Written instruction 1: Repeat the passage of the Blackbelt project page from "As per my longer" to "do great work.".

Page text:
'''

Not fundedGrant
$0raised

Project summary

[NOTE (25 Aug 2023): I have decided to deprioritise this project in favour of Whitebox Research.]

Blackbelt is a dependency graph of exercises sourced from various alignment materials, accessible via a fully gamified app.

  • It is non-infohazardous by default: users must complete an exercise or test of commitment before they can access the resources associated with them

  • It is scalable: there is a hands-free turnover process for people verifying submissions, so that previous mentees can in turn teach newer ones; barring that, the more basic exercises can be incrementally automated

  • It is complementary to many projects: human enhancement can benefit from faster training, existing forums can use badges to quickly signal competence, and workshops can be mastered ex post facto as exercises in the graph

  • It is (eventually) epistemically virtuous: fake or shoddy tests will be weaned out by several mechanisms: a) inability to advance to further tests, b) inability to win regular public tournaments, and c) the user’s submissions serving as a semi-permanent record accessible to their peers

Project goals

As per my longer project description, Blackbelt aims to become a partial solution to the following problems:

  • Upskilling is hard: the available paths are often lonely and uncertain, workshops aren't mass-producing Paul Christianos, and it's hard for people to stay motivated over long periods of time unless they uproot their entire lives and move to London/Berkeley.

  • It takes up to five years for entrants in alignment research to build up their portfolio and do good work–too slow for short timelines.

  • LessWrong–and by extension greenfield alignment–is currently teetering on the edge of an Eternal September: most new people are several hundred thousand words of reading away from automatically avoiding bad ideas, let alone being able to discuss them with good truth-seeking norms.

  • We don't have a reliable way to gauge the potential of someone we've never met to do great work.

The theory of change is as follows: we need a Manhattan Project-level of commitment to the alignment problem because timelines are so short, but barring that there ought to be a way to replicate that experience (incl. the sourcing of talent from all over) and massively improve not only the quality of alignment research output, but also the volume and heterogeneity.

In the limit of this project succeeding, the following must become true:

  1. The community has converged on a graph of exercises that operationalise what it means to be good at alignment research.

  2. As such, it has become a Schelling point for most upskilling and mentorship activities in the community.

  3. A >40% increase in topnotch alignment research done outside of London and Berkeley; 6-8% of alignment grantees in a year having never networked at an EA Global event.

How will this funding be used?
Minimal

$9,000. This would cover four months of my living expenses so I can pursue this full-time, then the rest will be spent on taxes, legal overhead and hosting costs.

Mainline

$12,000. Everything I mentioned above, plus another dev. We could probably stretch this to six months if we’re smart with living costs.

Comfortable

$24,000. This would allow me to work on this for an entire year, plus leave the possibility of flying to London/Berkeley so I can shadow alignment researchers and build a graph of exercises for them to ease their mentorship burden. In addition, this would embolden me to collaborate with people doing courses and workshops (e.g. BlueDot Impact) so I can start building out the community’s interstitial knowledge infrastructure.

'''

Item position entries:

'''

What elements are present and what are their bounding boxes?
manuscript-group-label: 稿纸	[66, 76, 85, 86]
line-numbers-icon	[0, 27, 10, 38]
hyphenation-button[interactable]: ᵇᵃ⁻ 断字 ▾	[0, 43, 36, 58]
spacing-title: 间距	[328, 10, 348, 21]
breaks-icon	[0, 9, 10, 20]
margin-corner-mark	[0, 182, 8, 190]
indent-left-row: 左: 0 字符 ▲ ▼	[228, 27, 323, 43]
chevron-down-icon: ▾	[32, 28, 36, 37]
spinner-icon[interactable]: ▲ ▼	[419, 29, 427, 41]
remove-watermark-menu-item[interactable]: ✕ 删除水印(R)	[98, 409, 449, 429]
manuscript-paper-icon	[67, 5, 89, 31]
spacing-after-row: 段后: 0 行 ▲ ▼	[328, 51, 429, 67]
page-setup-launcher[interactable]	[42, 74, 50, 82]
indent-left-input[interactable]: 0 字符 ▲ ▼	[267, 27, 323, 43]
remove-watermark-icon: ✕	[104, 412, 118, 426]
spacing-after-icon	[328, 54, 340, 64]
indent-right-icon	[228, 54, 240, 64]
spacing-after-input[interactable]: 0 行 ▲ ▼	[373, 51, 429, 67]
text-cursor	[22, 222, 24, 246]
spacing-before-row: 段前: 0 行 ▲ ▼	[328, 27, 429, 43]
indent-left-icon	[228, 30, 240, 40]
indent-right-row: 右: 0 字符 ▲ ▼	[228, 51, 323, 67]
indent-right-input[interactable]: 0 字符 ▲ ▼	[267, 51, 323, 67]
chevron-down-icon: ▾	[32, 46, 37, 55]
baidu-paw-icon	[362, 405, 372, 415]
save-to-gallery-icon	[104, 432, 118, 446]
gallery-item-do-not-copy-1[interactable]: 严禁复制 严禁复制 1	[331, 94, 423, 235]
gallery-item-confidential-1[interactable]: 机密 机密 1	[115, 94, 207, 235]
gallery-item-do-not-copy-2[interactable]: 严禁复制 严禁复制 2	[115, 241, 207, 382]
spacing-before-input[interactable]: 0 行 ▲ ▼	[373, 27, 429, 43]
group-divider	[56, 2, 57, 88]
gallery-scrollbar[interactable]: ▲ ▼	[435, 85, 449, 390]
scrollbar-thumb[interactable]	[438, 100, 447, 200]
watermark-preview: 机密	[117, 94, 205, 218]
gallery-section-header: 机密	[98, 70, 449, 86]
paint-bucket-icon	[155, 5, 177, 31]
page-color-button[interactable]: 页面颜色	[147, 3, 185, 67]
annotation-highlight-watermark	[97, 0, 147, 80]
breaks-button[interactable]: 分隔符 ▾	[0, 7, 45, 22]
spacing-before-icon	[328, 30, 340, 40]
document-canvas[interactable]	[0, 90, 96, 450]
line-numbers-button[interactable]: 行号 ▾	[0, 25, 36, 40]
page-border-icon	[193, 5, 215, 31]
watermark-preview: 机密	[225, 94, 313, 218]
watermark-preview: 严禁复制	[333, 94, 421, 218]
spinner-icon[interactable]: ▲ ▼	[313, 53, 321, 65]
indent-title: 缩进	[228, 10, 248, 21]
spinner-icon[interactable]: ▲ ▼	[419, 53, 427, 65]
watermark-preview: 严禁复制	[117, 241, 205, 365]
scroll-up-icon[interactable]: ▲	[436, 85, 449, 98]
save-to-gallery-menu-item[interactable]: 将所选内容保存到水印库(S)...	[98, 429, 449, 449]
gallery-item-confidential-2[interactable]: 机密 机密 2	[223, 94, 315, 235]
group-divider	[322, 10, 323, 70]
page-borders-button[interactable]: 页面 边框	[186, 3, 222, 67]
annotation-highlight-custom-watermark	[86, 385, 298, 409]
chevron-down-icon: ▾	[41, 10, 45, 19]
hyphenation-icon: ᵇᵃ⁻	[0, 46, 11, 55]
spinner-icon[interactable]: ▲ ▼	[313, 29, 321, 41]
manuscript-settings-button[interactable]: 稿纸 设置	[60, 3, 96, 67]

'''

Written instruction 2: Render the records from their first line to the line with "29, 427, 41]" as a JSON list of strings, one string per line, skipping blank lines.

Exercise output 1:
As per my longer project description, Blackbelt aims to become a partial solution to the following problems:

  • Upskilling is hard: the available paths are often lonely and uncertain, workshops aren't mass-producing Paul Christianos, and it's hard for people to stay motivated over long periods of time unless they uproot their entire lives and move to London/Berkeley.

  • It takes up to five years for entrants in alignment research to build up their portfolio and do good work–too slow for short timelines.

  • LessWrong–and by extension greenfield alignment–is currently teetering on the edge of an Eternal September: most new people are several hundred thousand words of reading away from automatically avoiding bad ideas, let alone being able to discuss them with good truth-seeking norms.

  • We don't have a reliable way to gauge the potential of someone we've never met to do great work.

Exercise output 2:
[
  "What elements are present and what are their bounding boxes?",
  "manuscript-group-label: 稿纸\t[66, 76, 85, 86]",
  "line-numbers-icon\t[0, 27, 10, 38]",
  "hyphenation-button[interactable]: ᵇᵃ⁻ 断字 ▾\t[0, 43, 36, 58]",
  "spacing-title: 间距\t[328, 10, 348, 21]",
  "breaks-icon\t[0, 9, 10, 20]",
  "margin-corner-mark\t[0, 182, 8, 190]",
  "indent-left-row: 左: 0 字符 ▲ ▼\t[228, 27, 323, 43]",
  "chevron-down-icon: ▾\t[32, 28, 36, 37]",
  "spinner-icon[interactable]: ▲ ▼\t[419, 29, 427, 41]"
]